__Information supplied__.
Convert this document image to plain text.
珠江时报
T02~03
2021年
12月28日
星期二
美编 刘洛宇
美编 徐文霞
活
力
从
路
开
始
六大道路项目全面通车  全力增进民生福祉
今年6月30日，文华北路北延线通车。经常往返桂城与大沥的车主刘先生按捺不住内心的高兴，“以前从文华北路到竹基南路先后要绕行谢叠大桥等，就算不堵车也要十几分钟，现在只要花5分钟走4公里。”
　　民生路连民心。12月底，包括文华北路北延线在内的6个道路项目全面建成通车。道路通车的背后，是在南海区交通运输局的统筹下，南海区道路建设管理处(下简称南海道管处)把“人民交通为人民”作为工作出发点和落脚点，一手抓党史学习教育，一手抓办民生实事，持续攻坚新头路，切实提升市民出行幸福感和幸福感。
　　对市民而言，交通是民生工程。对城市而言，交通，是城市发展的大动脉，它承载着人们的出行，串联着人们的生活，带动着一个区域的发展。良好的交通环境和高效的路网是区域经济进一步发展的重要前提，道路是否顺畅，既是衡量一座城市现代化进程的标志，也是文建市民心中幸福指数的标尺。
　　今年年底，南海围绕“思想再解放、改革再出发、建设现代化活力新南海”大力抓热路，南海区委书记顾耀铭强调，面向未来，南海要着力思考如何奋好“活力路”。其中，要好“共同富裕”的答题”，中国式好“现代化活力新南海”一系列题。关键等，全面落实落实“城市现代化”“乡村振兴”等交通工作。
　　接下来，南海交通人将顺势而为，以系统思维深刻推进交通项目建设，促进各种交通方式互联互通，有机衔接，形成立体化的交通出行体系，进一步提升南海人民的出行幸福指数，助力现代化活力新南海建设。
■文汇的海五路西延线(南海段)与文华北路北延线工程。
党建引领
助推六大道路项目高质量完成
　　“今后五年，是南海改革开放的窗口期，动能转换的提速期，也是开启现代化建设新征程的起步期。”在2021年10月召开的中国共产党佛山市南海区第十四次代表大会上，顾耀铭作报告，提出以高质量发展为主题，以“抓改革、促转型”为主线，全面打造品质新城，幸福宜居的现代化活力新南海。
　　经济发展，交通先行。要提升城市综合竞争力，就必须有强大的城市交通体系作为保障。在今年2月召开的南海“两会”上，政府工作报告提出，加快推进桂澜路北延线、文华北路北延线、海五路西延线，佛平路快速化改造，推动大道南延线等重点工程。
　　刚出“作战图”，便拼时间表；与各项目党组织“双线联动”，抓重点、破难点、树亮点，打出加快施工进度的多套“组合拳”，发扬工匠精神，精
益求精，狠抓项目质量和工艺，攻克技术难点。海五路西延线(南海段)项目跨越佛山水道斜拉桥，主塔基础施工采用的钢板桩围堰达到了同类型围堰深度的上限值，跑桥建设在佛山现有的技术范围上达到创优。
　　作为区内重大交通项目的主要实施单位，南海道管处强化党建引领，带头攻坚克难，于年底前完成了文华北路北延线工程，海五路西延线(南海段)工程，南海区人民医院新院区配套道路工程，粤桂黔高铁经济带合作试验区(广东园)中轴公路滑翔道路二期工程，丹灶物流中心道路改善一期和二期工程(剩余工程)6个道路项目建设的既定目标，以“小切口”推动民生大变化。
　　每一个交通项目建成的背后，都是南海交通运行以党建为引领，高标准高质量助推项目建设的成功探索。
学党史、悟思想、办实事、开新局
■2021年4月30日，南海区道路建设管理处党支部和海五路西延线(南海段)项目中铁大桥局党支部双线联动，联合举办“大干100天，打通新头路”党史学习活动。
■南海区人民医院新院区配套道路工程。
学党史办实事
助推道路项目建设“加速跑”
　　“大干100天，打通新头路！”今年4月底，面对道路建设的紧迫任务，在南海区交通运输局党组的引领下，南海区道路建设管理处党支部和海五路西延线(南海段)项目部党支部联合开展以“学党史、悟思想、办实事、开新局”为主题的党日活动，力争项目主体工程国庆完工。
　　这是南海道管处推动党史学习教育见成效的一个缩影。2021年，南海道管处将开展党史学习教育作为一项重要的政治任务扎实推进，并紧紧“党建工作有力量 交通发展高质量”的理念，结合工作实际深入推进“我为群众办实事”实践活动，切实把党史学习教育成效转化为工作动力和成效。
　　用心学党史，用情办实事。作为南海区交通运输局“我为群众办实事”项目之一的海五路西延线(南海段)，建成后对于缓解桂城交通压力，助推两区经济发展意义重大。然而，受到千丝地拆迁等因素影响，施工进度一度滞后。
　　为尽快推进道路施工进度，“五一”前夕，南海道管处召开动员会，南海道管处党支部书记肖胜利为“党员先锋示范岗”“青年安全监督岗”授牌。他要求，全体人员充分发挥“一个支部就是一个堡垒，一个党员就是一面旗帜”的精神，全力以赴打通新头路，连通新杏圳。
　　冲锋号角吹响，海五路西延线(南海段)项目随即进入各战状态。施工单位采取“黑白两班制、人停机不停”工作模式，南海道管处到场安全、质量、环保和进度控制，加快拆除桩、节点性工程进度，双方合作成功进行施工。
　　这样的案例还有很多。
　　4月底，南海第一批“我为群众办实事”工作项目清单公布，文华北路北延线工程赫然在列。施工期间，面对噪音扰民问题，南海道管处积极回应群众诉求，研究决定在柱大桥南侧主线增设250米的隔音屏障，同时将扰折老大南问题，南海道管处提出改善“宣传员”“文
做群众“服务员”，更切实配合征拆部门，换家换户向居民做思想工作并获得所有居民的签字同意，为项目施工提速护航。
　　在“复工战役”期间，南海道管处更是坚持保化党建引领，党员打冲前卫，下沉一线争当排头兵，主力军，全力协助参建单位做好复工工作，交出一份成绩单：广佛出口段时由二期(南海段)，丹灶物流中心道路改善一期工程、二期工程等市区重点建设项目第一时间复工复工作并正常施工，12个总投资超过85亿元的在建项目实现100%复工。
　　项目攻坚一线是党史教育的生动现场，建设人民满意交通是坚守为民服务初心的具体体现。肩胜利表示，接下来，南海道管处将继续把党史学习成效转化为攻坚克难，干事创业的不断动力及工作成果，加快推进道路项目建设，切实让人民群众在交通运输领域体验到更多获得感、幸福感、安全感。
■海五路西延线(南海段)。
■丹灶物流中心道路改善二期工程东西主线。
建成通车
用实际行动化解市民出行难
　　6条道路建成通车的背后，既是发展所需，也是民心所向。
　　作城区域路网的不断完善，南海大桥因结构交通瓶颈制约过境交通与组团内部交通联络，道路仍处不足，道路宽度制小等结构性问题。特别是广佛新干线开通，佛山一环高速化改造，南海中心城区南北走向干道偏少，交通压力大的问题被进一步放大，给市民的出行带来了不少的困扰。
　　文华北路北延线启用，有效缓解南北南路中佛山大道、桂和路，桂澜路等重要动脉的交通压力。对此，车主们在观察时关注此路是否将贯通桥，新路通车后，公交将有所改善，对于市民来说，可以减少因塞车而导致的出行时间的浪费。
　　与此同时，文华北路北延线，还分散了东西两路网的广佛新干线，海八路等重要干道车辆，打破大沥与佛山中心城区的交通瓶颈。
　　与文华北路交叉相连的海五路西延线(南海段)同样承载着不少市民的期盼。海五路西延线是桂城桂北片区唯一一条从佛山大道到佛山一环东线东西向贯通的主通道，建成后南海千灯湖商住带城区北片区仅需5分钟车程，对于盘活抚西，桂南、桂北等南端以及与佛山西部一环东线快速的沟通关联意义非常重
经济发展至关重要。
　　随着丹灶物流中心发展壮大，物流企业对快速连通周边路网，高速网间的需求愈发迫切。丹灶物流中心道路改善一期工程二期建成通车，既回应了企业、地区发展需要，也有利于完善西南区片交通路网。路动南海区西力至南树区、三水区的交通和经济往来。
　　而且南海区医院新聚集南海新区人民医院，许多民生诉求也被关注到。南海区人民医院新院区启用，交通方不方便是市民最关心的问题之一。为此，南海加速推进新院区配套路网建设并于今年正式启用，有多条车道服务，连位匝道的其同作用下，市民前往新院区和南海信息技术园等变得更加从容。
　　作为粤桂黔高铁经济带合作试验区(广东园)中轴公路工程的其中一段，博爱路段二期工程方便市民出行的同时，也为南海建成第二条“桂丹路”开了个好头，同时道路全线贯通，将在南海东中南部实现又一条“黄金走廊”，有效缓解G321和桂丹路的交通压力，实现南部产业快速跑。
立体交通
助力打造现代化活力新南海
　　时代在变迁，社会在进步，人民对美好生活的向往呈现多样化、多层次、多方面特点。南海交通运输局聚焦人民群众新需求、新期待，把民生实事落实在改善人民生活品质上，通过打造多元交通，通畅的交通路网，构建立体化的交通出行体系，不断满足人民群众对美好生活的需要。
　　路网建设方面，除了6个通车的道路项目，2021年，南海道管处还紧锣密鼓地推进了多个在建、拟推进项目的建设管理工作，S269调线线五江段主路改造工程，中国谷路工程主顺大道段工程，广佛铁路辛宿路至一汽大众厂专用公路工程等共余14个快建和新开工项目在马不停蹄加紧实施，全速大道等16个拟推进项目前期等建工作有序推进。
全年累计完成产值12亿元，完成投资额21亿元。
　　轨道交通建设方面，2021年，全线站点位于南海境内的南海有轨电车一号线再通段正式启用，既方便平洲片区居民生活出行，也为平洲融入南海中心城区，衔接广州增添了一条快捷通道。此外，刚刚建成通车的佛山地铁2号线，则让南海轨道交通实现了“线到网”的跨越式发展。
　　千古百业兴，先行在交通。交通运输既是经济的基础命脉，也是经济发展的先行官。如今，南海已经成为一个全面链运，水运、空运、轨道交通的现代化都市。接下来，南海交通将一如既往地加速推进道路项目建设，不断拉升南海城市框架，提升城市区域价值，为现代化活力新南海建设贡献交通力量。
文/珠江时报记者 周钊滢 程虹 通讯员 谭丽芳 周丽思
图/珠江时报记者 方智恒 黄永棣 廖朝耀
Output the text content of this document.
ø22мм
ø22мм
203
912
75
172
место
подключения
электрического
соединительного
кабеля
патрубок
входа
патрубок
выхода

__Job__. For each line of the entries that includes "document", show that line.

__Output for this exercise__.
Convert this document image to plain text.
Output the text content of this document.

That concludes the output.